Give back, word for word, the stretch of the records from the line containing "List every element" through the line containing "l17-desc: Other expenses". Leave the pictures out of your answer.

__Records for the exercise__
--------------------------------------------------

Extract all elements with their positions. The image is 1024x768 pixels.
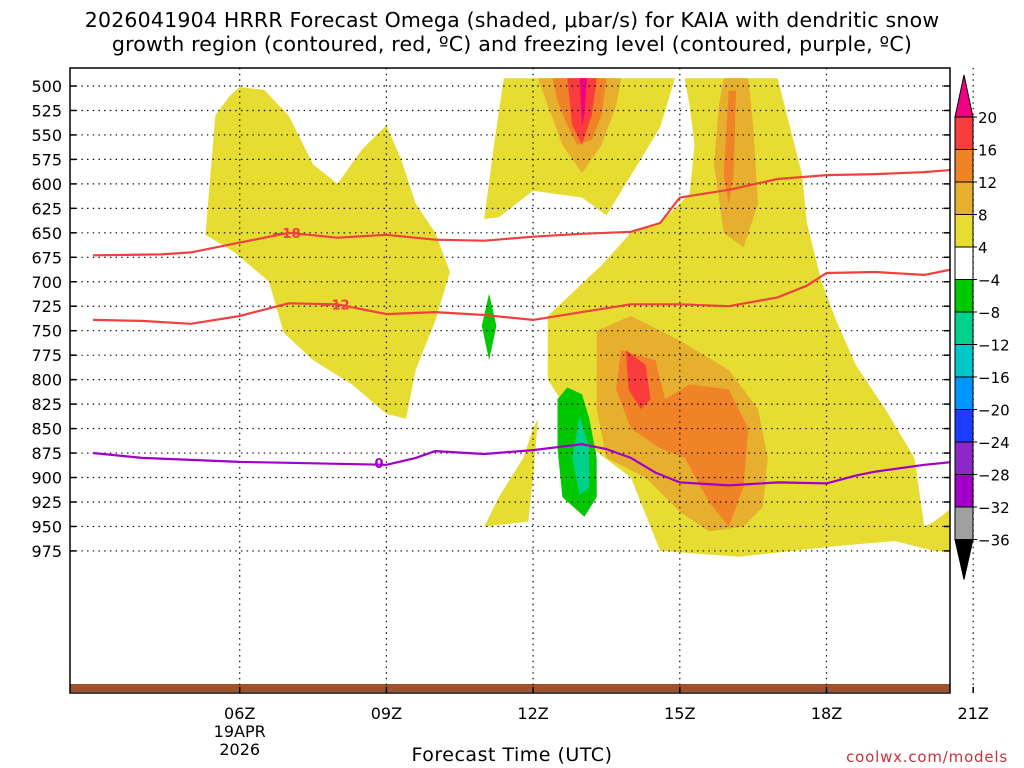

--------------------------------------------------

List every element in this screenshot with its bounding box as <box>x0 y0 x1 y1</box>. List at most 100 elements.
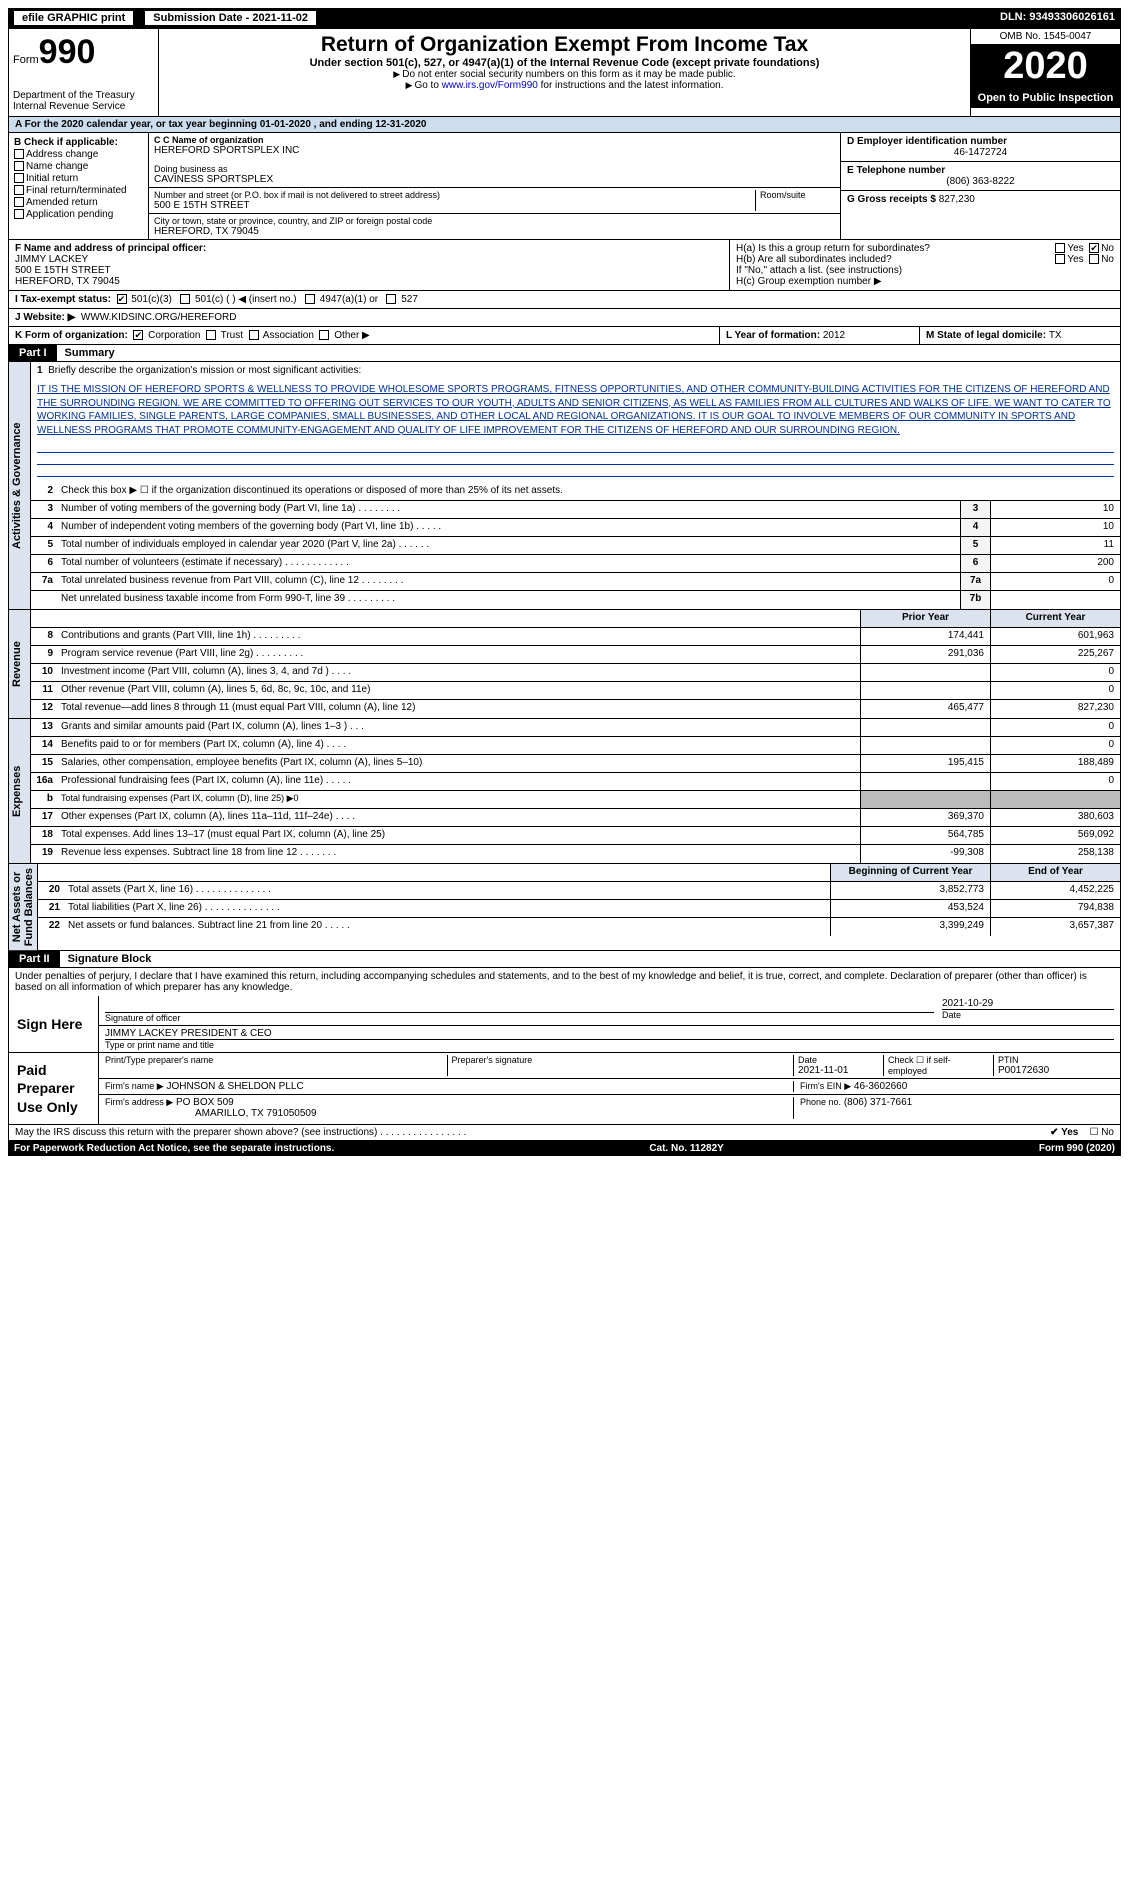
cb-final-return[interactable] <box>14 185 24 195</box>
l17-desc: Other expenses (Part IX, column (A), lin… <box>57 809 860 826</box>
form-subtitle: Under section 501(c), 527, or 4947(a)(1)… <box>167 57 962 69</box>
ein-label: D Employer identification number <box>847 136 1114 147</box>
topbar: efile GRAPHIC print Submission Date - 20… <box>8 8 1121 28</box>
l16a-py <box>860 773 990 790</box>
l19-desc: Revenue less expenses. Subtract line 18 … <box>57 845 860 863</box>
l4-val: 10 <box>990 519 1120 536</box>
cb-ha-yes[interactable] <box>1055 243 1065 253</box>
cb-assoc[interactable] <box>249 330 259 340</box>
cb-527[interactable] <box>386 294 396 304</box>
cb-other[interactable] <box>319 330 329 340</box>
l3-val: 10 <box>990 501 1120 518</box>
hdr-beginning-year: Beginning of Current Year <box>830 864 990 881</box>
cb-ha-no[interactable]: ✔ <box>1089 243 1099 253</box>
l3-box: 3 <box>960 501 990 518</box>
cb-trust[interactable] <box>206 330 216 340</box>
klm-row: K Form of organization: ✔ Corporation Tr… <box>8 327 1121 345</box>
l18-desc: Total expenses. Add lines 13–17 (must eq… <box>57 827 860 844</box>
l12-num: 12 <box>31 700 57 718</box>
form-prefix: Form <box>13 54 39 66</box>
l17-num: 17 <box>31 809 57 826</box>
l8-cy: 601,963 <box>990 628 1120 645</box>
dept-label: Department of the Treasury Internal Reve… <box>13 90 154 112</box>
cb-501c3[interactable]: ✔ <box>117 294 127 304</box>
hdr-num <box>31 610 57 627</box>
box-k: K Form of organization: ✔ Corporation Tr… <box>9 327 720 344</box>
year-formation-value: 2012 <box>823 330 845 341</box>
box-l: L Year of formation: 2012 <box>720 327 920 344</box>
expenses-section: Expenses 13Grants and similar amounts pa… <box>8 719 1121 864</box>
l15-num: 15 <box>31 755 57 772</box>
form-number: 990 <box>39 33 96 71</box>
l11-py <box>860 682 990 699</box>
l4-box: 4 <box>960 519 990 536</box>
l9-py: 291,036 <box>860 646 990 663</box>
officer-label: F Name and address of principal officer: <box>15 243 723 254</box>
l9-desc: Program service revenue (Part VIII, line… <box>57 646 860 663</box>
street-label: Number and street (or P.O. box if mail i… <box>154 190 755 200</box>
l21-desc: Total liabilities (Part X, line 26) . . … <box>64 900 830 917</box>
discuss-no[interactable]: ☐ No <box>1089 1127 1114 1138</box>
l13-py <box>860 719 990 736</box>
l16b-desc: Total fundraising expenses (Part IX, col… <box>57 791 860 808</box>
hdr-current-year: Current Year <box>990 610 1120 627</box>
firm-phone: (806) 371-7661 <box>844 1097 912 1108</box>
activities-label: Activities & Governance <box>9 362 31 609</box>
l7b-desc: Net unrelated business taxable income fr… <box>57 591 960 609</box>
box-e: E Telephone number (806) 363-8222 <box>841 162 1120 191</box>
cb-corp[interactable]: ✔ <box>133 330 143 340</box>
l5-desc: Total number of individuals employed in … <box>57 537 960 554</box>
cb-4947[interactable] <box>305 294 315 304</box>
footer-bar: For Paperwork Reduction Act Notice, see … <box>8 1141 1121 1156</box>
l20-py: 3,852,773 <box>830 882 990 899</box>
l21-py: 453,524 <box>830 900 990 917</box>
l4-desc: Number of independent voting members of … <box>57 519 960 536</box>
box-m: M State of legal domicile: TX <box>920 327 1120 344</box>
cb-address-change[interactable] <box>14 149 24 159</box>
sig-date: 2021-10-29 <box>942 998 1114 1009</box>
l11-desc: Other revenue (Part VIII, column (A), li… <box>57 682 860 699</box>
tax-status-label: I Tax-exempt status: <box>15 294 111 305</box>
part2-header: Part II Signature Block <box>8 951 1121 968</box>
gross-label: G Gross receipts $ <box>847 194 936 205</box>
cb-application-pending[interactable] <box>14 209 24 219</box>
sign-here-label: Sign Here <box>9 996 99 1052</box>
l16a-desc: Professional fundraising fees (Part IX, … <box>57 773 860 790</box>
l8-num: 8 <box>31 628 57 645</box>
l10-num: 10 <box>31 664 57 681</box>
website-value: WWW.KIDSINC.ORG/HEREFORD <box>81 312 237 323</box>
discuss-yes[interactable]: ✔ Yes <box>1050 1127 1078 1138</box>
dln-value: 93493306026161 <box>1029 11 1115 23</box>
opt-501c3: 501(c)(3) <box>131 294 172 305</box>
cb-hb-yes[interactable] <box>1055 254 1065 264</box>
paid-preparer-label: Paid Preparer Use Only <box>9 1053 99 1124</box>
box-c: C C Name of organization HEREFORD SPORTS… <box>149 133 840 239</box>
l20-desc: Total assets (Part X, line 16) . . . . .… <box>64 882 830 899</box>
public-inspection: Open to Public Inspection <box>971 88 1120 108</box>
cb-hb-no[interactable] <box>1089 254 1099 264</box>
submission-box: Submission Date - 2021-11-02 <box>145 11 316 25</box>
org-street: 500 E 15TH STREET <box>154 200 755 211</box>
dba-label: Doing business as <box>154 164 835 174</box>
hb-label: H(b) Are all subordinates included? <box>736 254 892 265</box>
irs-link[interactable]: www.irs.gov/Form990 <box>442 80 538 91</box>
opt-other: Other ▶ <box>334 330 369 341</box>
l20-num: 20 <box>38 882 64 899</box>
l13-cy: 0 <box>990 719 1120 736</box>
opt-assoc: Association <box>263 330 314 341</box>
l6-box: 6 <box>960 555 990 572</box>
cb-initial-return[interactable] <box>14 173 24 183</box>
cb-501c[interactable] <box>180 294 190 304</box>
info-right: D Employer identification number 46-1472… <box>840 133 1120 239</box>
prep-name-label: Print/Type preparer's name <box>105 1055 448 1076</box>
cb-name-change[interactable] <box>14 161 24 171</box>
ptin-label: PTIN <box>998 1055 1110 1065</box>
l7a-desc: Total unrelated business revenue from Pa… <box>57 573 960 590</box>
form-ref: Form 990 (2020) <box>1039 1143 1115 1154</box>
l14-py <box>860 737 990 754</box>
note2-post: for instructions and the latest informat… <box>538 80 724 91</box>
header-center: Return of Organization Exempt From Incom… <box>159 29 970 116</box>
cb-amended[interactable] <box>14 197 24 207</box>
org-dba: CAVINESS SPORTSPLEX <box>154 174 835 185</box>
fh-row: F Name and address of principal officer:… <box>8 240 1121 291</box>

--------------------------------------------------

__Task solution__
List every element in this screenshot with its bounding box as <box>x0 y0 x1 y1</box>. List at most 100 elements.
cb-final-return[interactable] <box>14 185 24 195</box>
l17-desc: Other expenses (Part IX, column (A), lin… <box>57 809 860 826</box>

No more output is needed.